Records from a data collection
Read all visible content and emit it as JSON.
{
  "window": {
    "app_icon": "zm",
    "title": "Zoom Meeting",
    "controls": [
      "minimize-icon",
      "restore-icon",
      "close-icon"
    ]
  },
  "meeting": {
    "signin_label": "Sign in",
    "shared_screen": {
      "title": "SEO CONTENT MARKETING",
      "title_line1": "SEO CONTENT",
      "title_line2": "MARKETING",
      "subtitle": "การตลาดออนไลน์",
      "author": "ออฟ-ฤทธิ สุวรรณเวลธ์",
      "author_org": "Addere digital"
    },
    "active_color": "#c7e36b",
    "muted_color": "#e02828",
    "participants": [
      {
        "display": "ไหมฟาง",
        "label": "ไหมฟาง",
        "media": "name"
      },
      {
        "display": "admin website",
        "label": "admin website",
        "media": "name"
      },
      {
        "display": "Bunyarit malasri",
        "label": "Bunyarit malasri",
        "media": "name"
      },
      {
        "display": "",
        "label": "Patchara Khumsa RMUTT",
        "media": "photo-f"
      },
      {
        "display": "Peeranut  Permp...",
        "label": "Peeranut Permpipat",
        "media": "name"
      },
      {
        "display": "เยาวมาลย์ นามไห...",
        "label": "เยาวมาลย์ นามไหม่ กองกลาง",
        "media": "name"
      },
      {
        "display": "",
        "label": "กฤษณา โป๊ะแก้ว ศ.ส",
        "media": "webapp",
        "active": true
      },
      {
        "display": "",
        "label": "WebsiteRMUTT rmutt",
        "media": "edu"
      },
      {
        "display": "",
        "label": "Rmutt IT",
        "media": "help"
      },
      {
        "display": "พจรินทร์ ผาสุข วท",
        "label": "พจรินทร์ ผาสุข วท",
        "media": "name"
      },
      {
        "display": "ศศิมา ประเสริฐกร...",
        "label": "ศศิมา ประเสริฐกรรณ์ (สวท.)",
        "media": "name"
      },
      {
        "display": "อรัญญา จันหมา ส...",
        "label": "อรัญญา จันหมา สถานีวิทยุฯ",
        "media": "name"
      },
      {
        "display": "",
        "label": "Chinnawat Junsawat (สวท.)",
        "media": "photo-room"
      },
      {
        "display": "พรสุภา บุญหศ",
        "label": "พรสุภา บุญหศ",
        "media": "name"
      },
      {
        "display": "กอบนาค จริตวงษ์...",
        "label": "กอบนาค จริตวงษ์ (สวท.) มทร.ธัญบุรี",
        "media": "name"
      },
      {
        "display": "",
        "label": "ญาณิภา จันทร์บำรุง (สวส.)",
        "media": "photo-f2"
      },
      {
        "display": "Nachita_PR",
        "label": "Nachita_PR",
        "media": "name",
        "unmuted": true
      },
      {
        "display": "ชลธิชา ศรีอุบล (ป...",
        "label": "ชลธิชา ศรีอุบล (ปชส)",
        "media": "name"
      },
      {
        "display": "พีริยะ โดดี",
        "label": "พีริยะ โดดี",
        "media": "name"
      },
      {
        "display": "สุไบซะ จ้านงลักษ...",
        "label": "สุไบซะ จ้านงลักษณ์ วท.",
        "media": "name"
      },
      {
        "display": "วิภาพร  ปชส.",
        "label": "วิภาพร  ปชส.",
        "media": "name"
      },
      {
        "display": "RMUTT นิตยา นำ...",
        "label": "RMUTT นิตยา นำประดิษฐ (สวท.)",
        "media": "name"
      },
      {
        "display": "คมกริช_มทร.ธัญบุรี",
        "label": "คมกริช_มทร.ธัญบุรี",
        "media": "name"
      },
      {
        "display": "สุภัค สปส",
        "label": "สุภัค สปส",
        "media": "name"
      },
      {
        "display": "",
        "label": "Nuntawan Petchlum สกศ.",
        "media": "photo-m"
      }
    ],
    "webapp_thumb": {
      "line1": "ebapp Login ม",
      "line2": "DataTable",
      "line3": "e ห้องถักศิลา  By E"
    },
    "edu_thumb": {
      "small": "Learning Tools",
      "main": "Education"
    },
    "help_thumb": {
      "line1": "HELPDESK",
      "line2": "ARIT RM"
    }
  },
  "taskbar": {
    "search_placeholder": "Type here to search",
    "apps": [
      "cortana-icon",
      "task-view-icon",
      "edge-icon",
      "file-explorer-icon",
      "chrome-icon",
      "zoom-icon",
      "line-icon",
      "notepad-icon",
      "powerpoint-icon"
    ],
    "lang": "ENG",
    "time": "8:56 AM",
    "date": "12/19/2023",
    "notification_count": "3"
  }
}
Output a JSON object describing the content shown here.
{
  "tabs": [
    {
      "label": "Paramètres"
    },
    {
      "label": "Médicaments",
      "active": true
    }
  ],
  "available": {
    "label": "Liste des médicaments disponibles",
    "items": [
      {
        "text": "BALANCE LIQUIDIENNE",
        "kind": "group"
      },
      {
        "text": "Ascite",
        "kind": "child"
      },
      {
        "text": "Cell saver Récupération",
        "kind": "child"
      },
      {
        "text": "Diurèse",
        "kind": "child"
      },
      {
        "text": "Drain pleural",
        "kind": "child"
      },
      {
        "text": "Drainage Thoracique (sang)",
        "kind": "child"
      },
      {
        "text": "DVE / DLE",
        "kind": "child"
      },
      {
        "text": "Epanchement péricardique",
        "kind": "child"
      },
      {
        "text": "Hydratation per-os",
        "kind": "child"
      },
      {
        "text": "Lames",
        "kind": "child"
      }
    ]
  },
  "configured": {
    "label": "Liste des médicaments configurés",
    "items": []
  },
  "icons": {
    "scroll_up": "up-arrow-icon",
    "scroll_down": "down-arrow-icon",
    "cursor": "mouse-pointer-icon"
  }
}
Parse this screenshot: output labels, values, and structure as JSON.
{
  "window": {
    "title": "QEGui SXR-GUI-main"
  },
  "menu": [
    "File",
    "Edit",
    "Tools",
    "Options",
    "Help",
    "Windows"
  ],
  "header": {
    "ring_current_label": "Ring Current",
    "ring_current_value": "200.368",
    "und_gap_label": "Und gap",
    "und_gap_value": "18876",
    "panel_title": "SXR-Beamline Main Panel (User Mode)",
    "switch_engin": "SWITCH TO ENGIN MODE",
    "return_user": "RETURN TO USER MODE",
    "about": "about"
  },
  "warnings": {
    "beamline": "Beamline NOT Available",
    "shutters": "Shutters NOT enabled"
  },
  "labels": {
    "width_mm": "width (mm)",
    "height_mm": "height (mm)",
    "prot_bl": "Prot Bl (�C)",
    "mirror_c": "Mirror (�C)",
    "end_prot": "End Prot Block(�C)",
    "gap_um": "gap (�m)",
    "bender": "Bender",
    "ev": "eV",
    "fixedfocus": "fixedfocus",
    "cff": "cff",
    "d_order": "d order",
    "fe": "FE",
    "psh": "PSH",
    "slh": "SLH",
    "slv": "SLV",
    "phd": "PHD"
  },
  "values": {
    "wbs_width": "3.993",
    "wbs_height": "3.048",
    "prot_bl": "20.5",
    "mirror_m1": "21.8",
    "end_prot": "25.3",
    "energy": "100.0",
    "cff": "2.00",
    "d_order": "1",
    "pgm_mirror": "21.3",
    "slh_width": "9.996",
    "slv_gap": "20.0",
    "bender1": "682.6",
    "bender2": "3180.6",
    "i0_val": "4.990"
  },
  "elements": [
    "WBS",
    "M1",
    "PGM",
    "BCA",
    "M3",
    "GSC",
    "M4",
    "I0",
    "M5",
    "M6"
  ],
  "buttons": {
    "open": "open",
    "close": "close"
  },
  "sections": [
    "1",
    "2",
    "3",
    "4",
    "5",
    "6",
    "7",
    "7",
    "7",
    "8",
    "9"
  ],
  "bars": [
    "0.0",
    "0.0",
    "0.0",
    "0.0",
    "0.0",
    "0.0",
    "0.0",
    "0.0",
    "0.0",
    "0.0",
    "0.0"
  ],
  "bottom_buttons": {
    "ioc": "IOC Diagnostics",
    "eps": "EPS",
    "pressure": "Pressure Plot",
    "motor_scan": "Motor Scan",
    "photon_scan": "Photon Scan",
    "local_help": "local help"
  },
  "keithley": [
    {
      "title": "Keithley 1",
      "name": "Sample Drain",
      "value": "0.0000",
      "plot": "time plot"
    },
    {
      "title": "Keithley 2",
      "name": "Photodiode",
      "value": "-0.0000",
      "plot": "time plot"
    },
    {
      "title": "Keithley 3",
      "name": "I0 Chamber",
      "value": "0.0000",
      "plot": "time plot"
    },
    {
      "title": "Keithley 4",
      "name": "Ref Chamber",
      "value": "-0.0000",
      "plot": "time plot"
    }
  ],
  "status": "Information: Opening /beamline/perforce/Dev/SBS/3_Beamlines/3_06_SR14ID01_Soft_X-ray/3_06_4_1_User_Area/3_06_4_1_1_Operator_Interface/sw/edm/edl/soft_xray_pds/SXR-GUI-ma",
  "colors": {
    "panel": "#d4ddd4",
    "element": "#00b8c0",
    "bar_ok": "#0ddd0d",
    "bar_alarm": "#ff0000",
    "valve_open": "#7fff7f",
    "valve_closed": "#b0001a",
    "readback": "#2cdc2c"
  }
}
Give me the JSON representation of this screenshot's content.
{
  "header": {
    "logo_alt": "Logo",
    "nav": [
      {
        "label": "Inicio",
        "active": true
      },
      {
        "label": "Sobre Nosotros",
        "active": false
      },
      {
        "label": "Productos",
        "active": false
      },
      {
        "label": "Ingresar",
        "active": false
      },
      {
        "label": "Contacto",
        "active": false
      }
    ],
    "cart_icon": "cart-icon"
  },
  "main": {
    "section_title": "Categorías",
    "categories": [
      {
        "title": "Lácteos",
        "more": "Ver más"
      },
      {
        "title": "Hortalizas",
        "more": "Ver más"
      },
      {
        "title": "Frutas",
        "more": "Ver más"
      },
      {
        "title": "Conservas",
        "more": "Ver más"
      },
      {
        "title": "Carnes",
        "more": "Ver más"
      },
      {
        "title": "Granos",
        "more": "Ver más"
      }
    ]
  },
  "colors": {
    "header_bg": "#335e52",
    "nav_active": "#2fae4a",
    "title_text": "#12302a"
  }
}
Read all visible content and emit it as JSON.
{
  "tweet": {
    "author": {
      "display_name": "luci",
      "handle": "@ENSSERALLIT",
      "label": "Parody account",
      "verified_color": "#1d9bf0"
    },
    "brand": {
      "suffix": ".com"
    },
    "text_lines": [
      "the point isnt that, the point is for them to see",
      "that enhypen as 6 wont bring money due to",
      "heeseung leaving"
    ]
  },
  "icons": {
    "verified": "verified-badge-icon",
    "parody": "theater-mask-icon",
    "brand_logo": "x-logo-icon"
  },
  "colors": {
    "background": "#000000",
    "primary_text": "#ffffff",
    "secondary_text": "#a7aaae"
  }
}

(Prompt) Search the entries for the string "Peeranut" and collect each line that has it.

(Response to the exercise)
        "display": "Peeranut  Permp...",
        "label": "Peeranut Permpipat",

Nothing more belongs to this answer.